(Exercise data)
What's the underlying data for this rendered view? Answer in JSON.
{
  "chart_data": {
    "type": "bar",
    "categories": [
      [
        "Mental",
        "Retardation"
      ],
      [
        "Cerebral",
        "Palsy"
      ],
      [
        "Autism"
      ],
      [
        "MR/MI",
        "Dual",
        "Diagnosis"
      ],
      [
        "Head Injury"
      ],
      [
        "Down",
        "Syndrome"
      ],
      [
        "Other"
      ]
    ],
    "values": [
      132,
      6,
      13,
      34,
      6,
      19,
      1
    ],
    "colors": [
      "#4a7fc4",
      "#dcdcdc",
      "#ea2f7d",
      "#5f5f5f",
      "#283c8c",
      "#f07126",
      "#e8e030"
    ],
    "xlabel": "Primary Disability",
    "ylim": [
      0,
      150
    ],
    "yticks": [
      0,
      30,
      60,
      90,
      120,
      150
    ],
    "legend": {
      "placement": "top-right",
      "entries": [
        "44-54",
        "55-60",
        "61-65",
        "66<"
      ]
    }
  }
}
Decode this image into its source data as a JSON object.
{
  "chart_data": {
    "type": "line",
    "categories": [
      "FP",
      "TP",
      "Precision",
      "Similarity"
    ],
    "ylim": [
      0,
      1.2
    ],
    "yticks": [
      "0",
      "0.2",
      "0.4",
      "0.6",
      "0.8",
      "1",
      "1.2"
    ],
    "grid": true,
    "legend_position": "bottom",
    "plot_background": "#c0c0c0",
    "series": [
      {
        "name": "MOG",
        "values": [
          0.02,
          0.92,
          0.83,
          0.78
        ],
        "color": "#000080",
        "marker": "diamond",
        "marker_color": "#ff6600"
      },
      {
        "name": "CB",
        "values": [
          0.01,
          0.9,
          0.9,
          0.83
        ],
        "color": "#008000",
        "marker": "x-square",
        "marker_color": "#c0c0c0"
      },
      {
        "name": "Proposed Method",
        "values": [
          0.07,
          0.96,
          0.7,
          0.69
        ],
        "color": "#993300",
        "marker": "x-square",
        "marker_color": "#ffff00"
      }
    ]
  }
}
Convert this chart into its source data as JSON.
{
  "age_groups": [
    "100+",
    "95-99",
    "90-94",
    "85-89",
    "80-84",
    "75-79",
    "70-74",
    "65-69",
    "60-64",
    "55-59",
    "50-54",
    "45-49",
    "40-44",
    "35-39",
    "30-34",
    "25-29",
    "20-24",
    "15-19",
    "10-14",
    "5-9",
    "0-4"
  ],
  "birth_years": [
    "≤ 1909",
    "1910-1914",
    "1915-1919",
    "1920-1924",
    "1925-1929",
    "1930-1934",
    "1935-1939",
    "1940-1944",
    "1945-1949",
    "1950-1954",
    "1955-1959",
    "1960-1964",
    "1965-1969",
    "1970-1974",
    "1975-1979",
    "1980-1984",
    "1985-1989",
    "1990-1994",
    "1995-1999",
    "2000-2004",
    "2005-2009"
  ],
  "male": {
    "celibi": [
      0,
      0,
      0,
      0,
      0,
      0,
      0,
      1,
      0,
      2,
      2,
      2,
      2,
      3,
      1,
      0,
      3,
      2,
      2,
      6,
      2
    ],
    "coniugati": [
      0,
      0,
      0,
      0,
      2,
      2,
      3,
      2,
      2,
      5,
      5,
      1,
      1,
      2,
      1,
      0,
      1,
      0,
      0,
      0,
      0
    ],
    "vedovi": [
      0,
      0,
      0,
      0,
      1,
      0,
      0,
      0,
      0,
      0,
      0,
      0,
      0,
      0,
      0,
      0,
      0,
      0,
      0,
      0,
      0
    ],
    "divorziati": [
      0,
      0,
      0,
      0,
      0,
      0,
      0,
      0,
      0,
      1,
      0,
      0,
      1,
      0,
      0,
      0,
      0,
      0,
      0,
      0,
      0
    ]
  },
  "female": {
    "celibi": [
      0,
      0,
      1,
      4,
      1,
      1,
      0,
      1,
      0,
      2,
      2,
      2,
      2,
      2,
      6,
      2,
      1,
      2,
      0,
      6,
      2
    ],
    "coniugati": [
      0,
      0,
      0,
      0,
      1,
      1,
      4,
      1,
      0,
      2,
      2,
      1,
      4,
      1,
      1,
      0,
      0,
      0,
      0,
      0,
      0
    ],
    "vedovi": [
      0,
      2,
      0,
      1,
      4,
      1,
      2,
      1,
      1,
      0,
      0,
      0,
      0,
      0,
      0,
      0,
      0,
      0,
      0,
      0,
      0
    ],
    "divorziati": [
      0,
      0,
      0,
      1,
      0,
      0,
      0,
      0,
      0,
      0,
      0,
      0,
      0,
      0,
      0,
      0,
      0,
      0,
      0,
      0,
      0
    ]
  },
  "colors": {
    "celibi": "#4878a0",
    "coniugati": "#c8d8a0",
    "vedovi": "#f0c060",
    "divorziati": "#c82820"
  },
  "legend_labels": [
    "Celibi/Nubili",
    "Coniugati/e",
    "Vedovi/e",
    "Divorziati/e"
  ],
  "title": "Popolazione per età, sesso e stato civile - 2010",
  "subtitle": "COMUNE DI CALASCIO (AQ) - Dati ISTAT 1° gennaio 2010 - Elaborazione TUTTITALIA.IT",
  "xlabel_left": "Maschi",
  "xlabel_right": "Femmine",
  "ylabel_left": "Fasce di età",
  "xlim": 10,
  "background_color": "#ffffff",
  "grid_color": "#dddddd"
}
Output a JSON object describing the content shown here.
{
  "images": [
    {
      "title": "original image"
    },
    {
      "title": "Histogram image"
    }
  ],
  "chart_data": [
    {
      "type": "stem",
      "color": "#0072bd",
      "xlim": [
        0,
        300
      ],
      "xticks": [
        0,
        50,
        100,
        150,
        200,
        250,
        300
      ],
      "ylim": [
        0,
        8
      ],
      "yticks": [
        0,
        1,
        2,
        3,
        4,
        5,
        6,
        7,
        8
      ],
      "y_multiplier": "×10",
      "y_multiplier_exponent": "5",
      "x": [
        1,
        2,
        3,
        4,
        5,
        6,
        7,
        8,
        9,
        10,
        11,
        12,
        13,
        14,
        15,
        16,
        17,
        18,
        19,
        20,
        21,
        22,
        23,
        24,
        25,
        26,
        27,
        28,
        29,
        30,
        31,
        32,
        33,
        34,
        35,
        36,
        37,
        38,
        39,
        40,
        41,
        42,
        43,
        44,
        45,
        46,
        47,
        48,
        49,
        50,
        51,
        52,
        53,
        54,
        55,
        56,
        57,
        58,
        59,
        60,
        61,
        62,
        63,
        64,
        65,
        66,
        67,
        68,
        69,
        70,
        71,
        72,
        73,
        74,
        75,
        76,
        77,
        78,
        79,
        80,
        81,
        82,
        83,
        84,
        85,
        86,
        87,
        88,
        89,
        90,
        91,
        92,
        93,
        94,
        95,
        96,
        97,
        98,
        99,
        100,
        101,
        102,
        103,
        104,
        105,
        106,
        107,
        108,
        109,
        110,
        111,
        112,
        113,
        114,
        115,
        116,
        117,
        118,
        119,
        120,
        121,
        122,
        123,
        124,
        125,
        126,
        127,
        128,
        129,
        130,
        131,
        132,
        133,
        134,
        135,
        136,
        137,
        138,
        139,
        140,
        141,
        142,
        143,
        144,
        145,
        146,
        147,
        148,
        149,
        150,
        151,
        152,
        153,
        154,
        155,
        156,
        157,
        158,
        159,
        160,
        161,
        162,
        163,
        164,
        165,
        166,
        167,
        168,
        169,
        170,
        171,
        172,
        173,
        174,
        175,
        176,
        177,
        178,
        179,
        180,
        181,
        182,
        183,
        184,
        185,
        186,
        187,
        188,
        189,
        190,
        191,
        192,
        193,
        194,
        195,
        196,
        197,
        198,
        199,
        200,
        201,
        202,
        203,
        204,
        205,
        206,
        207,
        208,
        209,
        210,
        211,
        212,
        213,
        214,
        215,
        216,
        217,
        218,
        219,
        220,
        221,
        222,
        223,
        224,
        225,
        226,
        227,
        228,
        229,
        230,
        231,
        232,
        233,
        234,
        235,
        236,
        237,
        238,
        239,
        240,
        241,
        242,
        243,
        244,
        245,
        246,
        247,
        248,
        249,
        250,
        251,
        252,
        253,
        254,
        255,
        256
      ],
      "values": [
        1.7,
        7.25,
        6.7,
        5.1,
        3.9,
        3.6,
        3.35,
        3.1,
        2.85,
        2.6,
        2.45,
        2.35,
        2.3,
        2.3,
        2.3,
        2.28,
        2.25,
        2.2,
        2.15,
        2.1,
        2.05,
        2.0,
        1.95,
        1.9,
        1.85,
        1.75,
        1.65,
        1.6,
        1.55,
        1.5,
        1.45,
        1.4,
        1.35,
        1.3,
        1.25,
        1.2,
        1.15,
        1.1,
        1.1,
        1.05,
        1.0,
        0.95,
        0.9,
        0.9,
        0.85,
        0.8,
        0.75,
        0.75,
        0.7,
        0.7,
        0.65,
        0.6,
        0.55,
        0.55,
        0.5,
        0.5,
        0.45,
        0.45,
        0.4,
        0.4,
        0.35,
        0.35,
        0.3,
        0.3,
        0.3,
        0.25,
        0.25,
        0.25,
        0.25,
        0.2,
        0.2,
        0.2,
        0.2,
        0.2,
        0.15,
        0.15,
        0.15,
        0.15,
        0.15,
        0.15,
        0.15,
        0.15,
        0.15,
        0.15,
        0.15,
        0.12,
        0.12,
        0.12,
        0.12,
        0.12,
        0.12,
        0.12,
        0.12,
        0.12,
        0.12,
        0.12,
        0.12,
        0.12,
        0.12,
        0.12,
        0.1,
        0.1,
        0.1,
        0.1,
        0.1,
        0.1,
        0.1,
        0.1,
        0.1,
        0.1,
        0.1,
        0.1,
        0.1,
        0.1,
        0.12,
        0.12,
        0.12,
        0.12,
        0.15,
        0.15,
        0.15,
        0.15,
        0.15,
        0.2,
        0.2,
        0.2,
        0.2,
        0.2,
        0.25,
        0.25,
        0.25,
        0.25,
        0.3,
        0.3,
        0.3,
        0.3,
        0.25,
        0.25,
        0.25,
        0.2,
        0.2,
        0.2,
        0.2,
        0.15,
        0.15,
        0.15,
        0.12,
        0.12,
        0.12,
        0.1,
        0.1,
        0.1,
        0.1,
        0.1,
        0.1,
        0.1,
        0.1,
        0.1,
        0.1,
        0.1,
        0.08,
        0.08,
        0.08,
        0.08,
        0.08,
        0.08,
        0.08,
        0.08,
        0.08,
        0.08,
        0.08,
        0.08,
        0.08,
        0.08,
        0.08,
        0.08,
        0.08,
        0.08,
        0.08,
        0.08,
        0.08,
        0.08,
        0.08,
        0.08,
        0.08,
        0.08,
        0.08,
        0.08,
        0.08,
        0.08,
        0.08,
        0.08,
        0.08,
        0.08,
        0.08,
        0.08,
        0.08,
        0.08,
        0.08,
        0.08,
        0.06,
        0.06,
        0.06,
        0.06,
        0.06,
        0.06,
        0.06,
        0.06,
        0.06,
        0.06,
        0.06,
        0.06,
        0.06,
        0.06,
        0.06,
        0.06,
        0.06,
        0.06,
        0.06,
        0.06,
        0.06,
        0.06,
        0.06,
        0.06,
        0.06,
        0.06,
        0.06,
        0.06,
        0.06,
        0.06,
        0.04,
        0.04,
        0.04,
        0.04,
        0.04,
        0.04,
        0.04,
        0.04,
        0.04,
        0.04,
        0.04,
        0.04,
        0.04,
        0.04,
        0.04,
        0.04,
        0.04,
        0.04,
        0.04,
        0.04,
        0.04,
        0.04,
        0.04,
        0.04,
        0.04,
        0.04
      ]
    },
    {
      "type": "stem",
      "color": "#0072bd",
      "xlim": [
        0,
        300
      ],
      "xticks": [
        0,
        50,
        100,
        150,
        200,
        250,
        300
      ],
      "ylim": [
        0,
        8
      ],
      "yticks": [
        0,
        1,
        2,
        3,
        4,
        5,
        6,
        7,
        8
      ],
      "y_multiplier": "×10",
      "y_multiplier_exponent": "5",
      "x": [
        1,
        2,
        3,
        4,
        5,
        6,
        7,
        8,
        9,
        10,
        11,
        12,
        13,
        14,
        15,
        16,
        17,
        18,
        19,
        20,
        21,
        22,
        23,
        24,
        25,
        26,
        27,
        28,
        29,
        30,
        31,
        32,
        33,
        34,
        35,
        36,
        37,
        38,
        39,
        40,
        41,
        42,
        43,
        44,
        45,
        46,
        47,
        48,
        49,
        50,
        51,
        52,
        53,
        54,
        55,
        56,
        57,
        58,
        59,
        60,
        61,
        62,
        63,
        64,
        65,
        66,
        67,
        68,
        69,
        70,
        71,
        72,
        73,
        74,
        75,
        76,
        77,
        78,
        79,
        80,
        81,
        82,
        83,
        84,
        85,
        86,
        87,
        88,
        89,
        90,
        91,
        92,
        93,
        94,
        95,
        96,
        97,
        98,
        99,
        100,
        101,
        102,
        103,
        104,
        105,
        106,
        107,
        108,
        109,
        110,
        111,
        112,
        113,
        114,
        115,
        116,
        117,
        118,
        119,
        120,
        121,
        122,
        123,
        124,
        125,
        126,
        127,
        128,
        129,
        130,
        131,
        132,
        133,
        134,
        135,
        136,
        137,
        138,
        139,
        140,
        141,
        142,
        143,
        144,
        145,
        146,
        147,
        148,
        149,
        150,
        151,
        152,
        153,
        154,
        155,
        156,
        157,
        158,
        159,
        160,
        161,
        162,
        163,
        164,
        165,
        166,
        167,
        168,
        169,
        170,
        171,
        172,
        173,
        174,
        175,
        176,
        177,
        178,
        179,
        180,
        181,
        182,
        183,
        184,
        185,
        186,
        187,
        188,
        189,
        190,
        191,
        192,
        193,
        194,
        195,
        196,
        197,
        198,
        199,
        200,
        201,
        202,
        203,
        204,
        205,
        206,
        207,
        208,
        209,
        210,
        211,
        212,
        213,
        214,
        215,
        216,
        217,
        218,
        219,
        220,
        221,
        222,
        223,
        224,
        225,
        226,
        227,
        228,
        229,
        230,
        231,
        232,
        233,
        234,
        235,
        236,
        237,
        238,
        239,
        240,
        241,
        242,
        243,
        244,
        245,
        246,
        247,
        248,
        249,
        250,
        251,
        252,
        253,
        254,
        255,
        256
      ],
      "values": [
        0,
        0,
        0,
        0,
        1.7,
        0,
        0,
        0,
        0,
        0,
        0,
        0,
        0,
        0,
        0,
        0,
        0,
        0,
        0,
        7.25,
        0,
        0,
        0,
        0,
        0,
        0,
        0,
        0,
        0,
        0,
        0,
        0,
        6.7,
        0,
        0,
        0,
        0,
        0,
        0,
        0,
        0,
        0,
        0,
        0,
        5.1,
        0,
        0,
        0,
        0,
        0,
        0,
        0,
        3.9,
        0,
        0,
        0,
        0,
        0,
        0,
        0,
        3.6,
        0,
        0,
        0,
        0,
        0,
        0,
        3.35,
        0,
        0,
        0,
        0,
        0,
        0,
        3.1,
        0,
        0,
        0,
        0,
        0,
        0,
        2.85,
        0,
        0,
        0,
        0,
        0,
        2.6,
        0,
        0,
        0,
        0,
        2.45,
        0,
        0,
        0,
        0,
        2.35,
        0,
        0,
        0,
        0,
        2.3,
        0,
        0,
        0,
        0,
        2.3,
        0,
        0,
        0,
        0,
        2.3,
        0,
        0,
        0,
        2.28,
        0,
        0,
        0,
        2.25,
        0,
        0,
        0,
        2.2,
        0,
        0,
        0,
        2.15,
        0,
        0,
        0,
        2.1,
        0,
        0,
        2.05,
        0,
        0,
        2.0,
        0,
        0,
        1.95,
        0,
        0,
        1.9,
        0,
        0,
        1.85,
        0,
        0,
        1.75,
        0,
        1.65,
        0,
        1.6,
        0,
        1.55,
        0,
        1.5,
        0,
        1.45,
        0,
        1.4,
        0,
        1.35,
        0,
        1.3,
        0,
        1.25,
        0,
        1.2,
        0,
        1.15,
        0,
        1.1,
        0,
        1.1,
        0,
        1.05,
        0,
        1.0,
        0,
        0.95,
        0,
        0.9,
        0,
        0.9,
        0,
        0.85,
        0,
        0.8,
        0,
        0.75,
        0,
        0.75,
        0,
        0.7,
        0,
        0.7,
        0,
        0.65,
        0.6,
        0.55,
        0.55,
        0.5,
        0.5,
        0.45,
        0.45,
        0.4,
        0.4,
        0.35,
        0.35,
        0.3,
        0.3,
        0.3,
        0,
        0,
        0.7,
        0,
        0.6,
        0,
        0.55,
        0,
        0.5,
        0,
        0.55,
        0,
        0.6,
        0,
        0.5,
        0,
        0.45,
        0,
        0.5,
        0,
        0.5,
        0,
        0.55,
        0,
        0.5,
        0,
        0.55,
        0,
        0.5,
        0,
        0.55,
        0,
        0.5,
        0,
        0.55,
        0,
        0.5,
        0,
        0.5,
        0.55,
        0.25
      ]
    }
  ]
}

(Goal) Go through the listing above and work out how many lines contain the string "JSON". Reply with the number alone.

(The result) 4